*WHAT IS ASKED*
Pull each line holding the word "devices" from the data.

*RECORDED INFORMATION*
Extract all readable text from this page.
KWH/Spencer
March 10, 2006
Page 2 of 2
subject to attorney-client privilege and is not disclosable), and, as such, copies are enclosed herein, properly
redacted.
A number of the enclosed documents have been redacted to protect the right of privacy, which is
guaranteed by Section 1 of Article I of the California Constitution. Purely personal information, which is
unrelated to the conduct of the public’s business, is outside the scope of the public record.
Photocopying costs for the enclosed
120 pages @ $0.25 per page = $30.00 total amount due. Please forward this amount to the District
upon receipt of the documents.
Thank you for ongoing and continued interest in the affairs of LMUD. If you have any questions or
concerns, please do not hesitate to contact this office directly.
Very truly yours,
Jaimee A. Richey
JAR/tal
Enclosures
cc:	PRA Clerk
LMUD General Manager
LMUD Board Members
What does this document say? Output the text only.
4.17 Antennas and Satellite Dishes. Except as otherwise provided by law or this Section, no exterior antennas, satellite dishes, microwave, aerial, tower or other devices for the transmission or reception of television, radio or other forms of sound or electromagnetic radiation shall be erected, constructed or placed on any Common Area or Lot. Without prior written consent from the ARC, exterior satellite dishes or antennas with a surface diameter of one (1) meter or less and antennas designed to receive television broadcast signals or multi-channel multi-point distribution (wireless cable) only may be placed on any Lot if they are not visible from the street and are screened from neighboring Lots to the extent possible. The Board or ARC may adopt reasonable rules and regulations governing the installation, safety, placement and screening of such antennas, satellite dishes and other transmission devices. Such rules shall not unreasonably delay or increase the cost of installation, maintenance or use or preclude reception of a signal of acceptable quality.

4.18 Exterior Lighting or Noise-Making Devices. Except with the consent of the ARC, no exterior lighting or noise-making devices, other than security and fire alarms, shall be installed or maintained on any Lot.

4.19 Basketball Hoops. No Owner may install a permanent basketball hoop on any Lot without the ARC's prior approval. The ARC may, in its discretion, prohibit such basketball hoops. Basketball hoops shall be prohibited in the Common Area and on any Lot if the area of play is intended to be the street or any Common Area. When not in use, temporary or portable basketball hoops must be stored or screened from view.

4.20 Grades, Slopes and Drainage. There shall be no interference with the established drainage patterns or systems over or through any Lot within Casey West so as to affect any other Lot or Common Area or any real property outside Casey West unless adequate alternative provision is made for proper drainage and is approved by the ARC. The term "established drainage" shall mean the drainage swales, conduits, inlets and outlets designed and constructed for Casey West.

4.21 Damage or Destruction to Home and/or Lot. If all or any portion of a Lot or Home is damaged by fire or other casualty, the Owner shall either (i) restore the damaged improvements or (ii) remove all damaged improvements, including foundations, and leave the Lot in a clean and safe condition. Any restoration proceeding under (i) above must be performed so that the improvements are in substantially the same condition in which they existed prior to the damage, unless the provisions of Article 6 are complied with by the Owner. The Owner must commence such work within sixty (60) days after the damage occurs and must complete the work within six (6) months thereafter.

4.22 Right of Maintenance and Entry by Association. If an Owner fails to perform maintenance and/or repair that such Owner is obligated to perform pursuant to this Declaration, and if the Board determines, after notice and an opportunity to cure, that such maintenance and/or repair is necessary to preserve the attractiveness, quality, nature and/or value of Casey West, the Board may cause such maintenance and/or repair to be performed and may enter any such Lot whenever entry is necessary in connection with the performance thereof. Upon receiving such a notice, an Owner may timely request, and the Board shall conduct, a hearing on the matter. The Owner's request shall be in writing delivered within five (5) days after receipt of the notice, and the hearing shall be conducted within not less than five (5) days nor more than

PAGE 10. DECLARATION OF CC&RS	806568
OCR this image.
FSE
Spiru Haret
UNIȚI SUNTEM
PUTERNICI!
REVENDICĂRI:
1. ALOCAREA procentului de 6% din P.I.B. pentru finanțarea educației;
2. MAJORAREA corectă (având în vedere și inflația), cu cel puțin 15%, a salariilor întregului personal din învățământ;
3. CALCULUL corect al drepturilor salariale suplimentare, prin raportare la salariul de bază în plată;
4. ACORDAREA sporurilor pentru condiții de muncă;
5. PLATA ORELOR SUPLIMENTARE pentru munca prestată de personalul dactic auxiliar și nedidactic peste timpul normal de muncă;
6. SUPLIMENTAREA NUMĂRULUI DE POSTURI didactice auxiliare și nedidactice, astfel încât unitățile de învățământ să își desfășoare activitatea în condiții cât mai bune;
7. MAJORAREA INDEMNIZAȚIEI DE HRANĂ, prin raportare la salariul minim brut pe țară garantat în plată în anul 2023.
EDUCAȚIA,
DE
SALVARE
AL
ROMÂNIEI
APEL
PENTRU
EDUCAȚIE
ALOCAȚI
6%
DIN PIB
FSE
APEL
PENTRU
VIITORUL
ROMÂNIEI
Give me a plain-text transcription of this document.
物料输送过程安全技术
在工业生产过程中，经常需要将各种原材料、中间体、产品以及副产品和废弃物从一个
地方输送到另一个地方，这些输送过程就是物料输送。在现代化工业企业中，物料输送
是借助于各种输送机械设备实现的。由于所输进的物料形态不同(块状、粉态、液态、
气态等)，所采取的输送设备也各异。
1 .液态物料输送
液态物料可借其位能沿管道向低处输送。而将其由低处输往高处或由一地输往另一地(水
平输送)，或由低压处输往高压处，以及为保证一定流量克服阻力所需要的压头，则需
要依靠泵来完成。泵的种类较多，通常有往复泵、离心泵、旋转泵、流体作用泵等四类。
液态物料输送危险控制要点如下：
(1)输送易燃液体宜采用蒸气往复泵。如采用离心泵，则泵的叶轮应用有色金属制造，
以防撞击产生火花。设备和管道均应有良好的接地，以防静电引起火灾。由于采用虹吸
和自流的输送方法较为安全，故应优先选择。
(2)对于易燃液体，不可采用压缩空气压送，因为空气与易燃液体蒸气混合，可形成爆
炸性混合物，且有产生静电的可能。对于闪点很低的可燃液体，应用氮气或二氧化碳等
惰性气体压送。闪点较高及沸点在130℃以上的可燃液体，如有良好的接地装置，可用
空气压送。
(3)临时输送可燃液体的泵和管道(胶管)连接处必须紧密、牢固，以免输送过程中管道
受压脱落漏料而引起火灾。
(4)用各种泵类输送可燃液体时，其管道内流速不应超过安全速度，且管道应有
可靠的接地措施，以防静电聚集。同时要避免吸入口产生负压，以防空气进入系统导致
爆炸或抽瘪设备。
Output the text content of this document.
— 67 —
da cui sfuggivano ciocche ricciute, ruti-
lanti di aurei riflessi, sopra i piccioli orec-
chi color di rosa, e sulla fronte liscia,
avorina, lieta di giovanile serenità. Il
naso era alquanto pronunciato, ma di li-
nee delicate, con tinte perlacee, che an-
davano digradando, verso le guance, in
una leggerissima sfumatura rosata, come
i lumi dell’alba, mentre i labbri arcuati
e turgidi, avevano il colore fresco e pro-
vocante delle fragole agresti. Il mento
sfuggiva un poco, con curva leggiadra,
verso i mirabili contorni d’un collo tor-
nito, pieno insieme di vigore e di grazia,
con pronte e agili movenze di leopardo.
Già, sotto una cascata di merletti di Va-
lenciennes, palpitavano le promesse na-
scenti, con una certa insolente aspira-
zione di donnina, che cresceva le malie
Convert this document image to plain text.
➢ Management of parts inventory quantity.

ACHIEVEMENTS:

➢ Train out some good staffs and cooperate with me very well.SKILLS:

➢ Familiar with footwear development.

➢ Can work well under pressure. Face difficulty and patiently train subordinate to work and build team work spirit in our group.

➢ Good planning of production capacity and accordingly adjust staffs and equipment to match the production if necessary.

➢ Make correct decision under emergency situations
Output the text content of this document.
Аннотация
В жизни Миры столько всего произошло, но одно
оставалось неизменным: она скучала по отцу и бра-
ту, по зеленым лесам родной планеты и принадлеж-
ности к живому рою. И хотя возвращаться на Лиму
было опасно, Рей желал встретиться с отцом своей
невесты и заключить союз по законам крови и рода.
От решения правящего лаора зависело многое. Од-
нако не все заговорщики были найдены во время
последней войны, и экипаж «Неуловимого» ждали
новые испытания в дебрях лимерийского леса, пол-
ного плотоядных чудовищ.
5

*FINISHED EXERCISE*
4.17 Antennas and Satellite Dishes. Except as otherwise provided by law or this Section, no exterior antennas, satellite dishes, microwave, aerial, tower or other devices for the transmission or reception of television, radio or other forms of sound or electromagnetic radiation shall be erected, constructed or placed on any Common Area or Lot. Without prior written consent from the ARC, exterior satellite dishes or antennas with a surface diameter of one (1) meter or less and antennas designed to receive television broadcast signals or multi-channel multi-point distribution (wireless cable) only may be placed on any Lot if they are not visible from the street and are screened from neighboring Lots to the extent possible. The Board or ARC may adopt reasonable rules and regulations governing the installation, safety, placement and screening of such antennas, satellite dishes and other transmission devices. Such rules shall not unreasonably delay or increase the cost of installation, maintenance or use or preclude reception of a signal of acceptable quality.
4.18 Exterior Lighting or Noise-Making Devices. Except with the consent of the ARC, no exterior lighting or noise-making devices, other than security and fire alarms, shall be installed or maintained on any Lot.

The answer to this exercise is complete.